Objective
In the listing that follows, how many lines contain the string "varepsilon"? Provide only the number.

# # # # #

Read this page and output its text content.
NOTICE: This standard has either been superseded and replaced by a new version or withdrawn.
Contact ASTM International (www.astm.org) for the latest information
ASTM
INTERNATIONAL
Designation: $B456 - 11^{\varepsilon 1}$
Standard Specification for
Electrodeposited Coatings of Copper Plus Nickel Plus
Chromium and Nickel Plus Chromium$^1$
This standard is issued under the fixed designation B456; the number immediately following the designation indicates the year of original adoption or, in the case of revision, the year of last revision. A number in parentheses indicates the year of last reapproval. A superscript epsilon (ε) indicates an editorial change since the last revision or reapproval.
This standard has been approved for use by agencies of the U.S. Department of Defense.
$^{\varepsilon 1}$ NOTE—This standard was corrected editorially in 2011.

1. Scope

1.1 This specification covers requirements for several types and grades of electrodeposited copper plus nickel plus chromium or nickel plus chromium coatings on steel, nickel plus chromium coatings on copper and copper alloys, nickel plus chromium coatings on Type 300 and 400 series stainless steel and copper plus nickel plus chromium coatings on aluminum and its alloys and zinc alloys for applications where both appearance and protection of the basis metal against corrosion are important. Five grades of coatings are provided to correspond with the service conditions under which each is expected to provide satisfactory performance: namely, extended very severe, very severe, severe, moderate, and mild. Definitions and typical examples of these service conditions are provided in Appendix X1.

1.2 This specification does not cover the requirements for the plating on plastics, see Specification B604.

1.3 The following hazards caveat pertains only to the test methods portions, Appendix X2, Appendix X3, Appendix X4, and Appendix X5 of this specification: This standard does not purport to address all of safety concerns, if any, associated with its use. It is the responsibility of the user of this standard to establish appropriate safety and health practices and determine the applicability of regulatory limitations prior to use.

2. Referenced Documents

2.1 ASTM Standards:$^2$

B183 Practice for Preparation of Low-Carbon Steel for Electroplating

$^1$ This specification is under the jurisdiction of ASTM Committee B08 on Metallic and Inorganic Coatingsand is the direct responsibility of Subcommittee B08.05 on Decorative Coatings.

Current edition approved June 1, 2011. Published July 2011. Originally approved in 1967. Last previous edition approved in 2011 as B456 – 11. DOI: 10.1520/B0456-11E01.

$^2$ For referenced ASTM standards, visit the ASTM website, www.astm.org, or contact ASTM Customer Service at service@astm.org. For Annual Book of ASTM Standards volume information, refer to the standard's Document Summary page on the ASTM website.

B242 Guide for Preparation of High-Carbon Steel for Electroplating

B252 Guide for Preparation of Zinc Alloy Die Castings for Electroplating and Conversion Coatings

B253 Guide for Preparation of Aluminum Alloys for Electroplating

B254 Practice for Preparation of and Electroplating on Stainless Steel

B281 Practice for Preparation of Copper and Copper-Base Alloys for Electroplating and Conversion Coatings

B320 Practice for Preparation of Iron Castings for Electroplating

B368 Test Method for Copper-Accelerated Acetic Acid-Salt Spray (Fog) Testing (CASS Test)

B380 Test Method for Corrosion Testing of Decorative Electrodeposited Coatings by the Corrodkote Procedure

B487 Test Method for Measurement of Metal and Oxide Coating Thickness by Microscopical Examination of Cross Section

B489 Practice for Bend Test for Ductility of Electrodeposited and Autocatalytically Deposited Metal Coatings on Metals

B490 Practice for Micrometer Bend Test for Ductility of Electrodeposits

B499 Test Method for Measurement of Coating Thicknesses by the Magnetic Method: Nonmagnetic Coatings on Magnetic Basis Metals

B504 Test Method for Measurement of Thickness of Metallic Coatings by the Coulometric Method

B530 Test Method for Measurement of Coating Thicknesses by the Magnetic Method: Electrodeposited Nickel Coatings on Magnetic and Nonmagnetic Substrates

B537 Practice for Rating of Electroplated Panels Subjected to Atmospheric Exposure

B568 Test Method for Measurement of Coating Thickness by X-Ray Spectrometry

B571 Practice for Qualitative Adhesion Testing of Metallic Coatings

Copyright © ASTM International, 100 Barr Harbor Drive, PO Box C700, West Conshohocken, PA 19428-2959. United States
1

# # # # #

Output for this exercise
2